Quote, word for word, only the lines running from the line with "Transcribe the text in this document." through the end of the listing. Leave out the pictures.

─── Records for the exercise

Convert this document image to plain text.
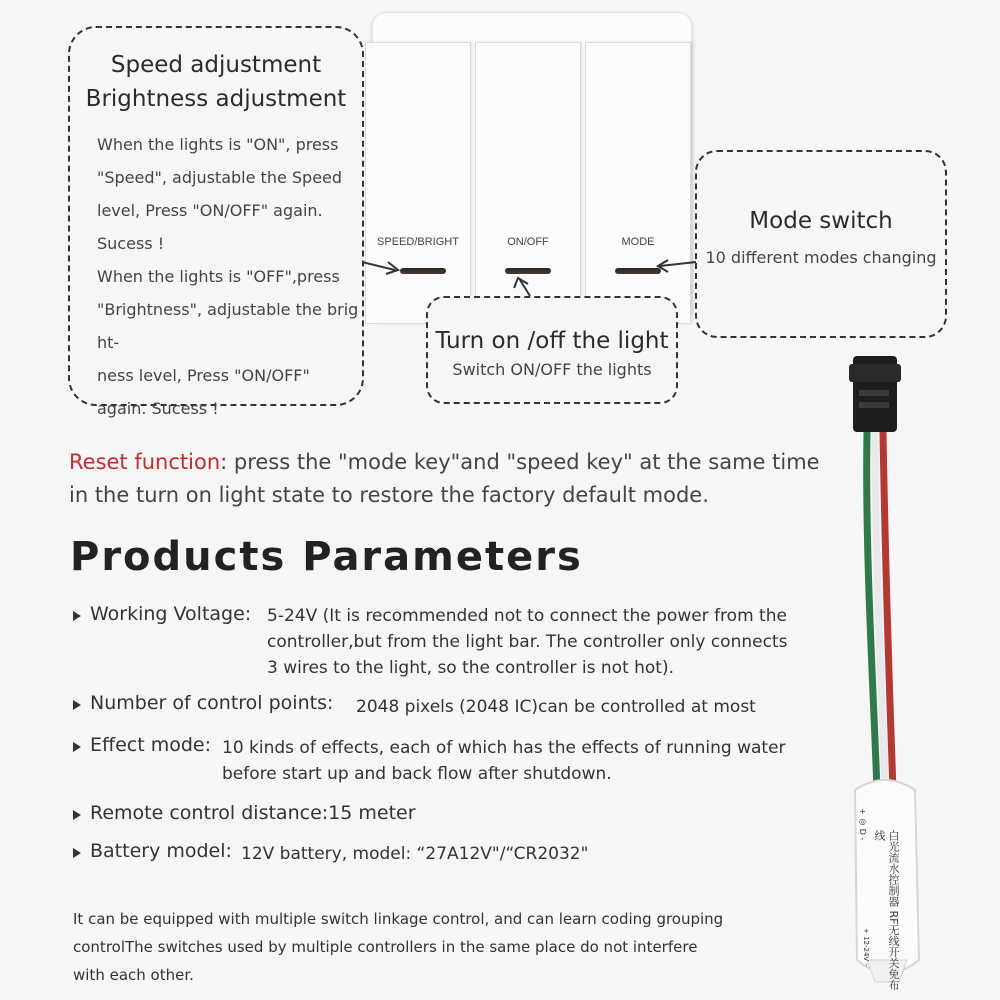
Speed adjustment
Brightness adjustment
When the lights is "ON", press
"Speed", adjustable the Speed
level, Press "ON/OFF" again.
Sucess !
When the lights is "OFF",press
"Brightness", adjustable the brig ht-
ness level, Press "ON/OFF"
again. Sucess !
Mode switch
10 different modes changing
SPEED/BRIGHT	ON/OFF	MODE
Turn on /off the light
Switch ON/OFF the lights
Reset function: press the "mode key"and "speed key" at the same time
in the turn on light state to restore the factory default mode.
Products Parameters
Working Voltage: 5-24V (It is recommended not to connect the power from the
controller,but from the light bar. The controller only connects
3 wires to the light, so the controller is not hot).
Number of control points: 2048 pixels (2048 IC)can be controlled at most
Effect mode: 10 kinds of effects, each of which has the effects of running water
before start up and back flow after shutdown.
Remote control distance:15 meter
Battery model: 12V battery, model: “27A12V"/“CR2032"
It can be equipped with multiple switch linkage control, and can learn coding grouping
controlThe switches used by multiple controllers in the same place do not interfere
with each other.
+ ◎ D -
白光流水控制器 RF无线开关免布线
+ 12-24V -
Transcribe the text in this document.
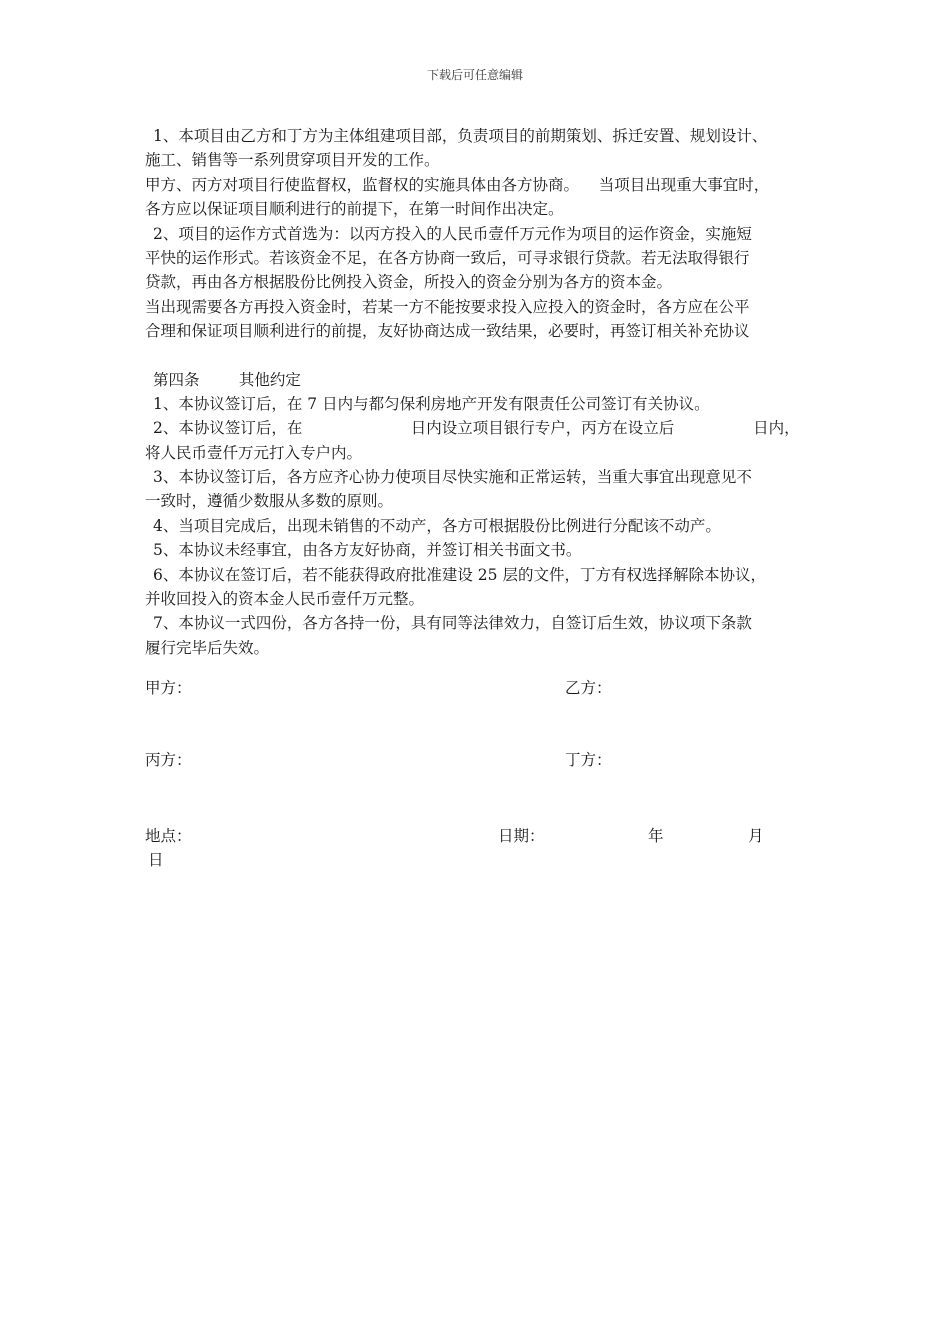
下载后可任意编辑
1、本项目由乙方和丁方为主体组建项目部，负责项目的前期策划、拆迁安置、规划设计、
施工、销售等一系列贯穿项目开发的工作。
甲方、丙方对项目行使监督权，监督权的实施具体由各方协商。    当项目出现重大事宜时，
各方应以保证项目顺利进行的前提下，在第一时间作出决定。
2、项目的运作方式首选为：以丙方投入的人民币壹仟万元作为项目的运作资金，实施短
平快的运作形式。若该资金不足，在各方协商一致后，可寻求银行贷款。若无法取得银行
贷款，再由各方根据股份比例投入资金，所投入的资金分别为各方的资本金。
当出现需要各方再投入资金时，若某一方不能按要求投入应投入的资金时，各方应在公平
合理和保证项目顺利进行的前提，友好协商达成一致结果，必要时，再签订相关补充协议
第四条        其他约定
1、本协议签订后，在 7 日内与都匀保利房地产开发有限责任公司签订有关协议。
2、本协议签订后，在                      日内设立项目银行专户，丙方在设立后                日内，
将人民币壹仟万元打入专户内。
3、本协议签订后，各方应齐心协力使项目尽快实施和正常运转，当重大事宜出现意见不
一致时，遵循少数服从多数的原则。
4、当项目完成后，出现未销售的不动产，各方可根据股份比例进行分配该不动产。
5、本协议未经事宜，由各方友好协商，并签订相关书面文书。
6、本协议在签订后，若不能获得政府批准建设 25 层的文件，丁方有权选择解除本协议，
并收回投入的资本金人民币壹仟万元整。
7、本协议一式四份，各方各持一份，具有同等法律效力，自签订后生效，协议项下条款
履行完毕后失效。
甲方：	乙方：
丙方：	丁方：
地点：	日期：	年	月
日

──────

Result of this exercise:
Transcribe the text in this document.
下载后可任意编辑
1、本项目由乙方和丁方为主体组建项目部，负责项目的前期策划、拆迁安置、规划设计、
施工、销售等一系列贯穿项目开发的工作。
甲方、丙方对项目行使监督权，监督权的实施具体由各方协商。    当项目出现重大事宜时，
各方应以保证项目顺利进行的前提下，在第一时间作出决定。
2、项目的运作方式首选为：以丙方投入的人民币壹仟万元作为项目的运作资金，实施短
平快的运作形式。若该资金不足，在各方协商一致后，可寻求银行贷款。若无法取得银行
贷款，再由各方根据股份比例投入资金，所投入的资金分别为各方的资本金。
当出现需要各方再投入资金时，若某一方不能按要求投入应投入的资金时，各方应在公平
合理和保证项目顺利进行的前提，友好协商达成一致结果，必要时，再签订相关补充协议
第四条        其他约定
1、本协议签订后，在 7 日内与都匀保利房地产开发有限责任公司签订有关协议。
2、本协议签订后，在                      日内设立项目银行专户，丙方在设立后                日内，
将人民币壹仟万元打入专户内。
3、本协议签订后，各方应齐心协力使项目尽快实施和正常运转，当重大事宜出现意见不
一致时，遵循少数服从多数的原则。
4、当项目完成后，出现未销售的不动产，各方可根据股份比例进行分配该不动产。
5、本协议未经事宜，由各方友好协商，并签订相关书面文书。
6、本协议在签订后，若不能获得政府批准建设 25 层的文件，丁方有权选择解除本协议，
并收回投入的资本金人民币壹仟万元整。
7、本协议一式四份，各方各持一份，具有同等法律效力，自签订后生效，协议项下条款
履行完毕后失效。
甲方：	乙方：
丙方：	丁方：
地点：	日期：	年	月
日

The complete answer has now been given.